Exercise task ▸
Out of the lines in this data, how many include "本位主义"? Give the number and nothing else.

Given data ▸
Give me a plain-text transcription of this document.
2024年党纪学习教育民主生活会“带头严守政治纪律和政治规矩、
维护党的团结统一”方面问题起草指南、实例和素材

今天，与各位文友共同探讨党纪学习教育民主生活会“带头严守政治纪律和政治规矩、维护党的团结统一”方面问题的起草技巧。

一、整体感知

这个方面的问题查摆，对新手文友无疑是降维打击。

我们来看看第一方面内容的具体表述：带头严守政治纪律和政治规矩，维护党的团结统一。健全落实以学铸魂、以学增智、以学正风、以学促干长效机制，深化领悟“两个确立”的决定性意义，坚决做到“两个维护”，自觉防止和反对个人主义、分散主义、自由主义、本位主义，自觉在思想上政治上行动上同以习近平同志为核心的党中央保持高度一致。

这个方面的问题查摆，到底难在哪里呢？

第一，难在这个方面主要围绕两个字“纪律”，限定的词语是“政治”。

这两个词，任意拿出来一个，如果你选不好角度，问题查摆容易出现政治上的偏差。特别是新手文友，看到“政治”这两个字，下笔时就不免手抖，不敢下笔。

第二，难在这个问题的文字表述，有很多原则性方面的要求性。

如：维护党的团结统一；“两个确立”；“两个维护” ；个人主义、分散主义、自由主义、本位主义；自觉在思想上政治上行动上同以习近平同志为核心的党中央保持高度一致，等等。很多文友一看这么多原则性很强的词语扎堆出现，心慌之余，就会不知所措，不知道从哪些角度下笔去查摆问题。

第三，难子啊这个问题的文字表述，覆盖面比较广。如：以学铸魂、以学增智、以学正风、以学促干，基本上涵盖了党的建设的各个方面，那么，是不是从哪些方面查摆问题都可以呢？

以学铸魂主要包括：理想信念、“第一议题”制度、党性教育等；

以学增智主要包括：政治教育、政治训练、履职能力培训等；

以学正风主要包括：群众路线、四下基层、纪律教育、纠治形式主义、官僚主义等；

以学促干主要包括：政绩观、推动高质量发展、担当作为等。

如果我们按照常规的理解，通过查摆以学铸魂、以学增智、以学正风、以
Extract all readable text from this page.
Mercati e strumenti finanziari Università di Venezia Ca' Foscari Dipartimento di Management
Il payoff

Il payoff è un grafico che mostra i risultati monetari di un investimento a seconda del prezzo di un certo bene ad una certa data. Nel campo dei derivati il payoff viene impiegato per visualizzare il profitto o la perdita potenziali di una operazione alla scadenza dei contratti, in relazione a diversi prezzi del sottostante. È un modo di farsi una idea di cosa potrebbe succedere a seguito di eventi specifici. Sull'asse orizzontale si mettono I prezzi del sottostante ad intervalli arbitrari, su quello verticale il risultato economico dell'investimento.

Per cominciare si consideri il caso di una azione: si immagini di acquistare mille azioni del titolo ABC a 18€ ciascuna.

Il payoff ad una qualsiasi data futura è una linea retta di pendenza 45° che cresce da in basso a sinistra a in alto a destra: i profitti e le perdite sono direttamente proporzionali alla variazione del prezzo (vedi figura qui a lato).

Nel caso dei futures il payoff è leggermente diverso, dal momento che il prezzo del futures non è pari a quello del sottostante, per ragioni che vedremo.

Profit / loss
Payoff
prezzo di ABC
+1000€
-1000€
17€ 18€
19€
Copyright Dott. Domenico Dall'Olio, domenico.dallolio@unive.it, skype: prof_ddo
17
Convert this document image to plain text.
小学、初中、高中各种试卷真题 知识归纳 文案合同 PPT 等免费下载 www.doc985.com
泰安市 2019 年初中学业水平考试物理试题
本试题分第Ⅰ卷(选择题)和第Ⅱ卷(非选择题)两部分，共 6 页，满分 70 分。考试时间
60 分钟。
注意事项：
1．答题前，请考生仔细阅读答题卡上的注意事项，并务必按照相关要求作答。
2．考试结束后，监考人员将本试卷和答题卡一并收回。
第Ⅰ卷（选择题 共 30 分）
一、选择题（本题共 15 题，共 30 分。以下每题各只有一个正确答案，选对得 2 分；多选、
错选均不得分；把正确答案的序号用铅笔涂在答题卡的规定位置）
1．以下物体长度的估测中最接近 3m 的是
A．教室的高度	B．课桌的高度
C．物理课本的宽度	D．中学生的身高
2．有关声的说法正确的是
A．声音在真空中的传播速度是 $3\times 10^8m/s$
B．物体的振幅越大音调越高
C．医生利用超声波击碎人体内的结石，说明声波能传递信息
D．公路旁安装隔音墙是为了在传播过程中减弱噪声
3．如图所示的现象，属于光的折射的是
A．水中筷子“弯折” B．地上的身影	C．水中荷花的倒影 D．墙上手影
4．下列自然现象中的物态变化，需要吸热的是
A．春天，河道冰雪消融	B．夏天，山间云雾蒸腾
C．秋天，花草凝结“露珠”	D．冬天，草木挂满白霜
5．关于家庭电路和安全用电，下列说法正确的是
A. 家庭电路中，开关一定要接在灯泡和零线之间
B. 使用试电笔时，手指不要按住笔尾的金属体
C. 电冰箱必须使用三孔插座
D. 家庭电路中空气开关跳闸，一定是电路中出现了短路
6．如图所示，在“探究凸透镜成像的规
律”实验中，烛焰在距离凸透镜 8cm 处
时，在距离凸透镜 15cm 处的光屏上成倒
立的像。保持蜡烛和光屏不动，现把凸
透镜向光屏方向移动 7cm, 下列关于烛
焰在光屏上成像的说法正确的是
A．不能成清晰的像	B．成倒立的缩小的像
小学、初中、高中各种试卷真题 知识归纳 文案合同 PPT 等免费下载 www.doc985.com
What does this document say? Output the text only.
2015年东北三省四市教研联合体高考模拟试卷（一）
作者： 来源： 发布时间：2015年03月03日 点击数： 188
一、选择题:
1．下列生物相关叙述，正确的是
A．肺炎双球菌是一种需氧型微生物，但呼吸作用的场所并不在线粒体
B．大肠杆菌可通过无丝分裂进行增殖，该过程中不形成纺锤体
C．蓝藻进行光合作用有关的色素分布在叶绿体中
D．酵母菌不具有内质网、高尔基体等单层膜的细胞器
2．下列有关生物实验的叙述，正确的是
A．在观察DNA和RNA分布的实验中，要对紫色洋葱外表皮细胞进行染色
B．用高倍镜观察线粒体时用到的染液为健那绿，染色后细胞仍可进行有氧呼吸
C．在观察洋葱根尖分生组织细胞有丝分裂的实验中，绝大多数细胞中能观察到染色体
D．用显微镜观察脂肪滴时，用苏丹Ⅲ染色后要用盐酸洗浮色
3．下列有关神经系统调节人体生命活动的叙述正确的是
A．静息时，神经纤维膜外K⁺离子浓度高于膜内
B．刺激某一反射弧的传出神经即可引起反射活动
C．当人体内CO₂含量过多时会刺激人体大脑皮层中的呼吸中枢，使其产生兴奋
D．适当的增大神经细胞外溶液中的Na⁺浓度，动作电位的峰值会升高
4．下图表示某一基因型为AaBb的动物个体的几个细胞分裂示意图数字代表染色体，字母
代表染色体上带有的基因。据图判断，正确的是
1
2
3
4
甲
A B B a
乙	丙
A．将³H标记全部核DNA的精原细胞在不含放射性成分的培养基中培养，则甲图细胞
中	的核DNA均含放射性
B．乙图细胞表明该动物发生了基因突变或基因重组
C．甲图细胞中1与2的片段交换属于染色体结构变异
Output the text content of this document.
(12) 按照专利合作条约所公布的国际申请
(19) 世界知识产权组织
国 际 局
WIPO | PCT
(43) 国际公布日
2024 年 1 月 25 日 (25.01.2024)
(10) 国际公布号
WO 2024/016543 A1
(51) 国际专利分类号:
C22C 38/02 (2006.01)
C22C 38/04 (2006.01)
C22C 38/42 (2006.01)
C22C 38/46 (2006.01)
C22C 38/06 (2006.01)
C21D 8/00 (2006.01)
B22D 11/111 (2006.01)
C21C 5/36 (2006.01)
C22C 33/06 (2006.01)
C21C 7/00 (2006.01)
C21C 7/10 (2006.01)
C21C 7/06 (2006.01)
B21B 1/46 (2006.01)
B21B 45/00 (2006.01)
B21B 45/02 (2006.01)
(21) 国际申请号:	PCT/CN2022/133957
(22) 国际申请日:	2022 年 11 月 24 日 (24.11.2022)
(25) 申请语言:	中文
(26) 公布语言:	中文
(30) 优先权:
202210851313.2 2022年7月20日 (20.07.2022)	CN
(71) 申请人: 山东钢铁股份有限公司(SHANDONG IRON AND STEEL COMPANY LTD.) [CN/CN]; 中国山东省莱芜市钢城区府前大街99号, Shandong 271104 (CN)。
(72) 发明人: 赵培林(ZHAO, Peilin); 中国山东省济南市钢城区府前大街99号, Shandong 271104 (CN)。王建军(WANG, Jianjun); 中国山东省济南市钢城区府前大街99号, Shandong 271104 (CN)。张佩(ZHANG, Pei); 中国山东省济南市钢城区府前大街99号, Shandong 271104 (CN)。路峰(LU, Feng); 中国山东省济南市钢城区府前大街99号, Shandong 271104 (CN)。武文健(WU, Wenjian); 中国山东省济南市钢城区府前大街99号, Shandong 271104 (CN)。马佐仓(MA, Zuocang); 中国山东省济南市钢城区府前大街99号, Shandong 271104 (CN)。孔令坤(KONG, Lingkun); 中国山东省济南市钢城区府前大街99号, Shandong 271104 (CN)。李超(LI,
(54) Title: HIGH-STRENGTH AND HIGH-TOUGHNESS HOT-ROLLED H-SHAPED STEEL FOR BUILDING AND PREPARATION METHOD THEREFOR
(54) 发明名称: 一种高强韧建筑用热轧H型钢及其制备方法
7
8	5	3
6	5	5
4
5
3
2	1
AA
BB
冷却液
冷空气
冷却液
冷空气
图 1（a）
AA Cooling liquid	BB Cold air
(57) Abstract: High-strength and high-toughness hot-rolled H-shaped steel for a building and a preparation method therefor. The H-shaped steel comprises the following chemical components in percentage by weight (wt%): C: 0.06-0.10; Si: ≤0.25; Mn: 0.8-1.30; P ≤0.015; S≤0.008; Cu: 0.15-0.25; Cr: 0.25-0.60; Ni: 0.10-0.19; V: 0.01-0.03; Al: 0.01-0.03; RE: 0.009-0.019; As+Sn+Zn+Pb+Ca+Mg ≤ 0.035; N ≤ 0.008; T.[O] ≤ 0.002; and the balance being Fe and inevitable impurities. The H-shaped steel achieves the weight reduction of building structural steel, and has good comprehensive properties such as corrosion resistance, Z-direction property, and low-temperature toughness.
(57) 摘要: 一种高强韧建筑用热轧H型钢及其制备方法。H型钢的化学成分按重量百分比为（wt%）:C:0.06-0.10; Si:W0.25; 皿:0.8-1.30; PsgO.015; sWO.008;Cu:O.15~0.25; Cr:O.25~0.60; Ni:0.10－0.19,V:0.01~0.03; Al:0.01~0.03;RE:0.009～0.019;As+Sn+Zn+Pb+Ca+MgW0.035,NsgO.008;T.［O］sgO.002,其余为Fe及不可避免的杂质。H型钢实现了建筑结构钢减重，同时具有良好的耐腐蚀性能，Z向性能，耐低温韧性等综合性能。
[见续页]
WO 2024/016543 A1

Correct output ▸
2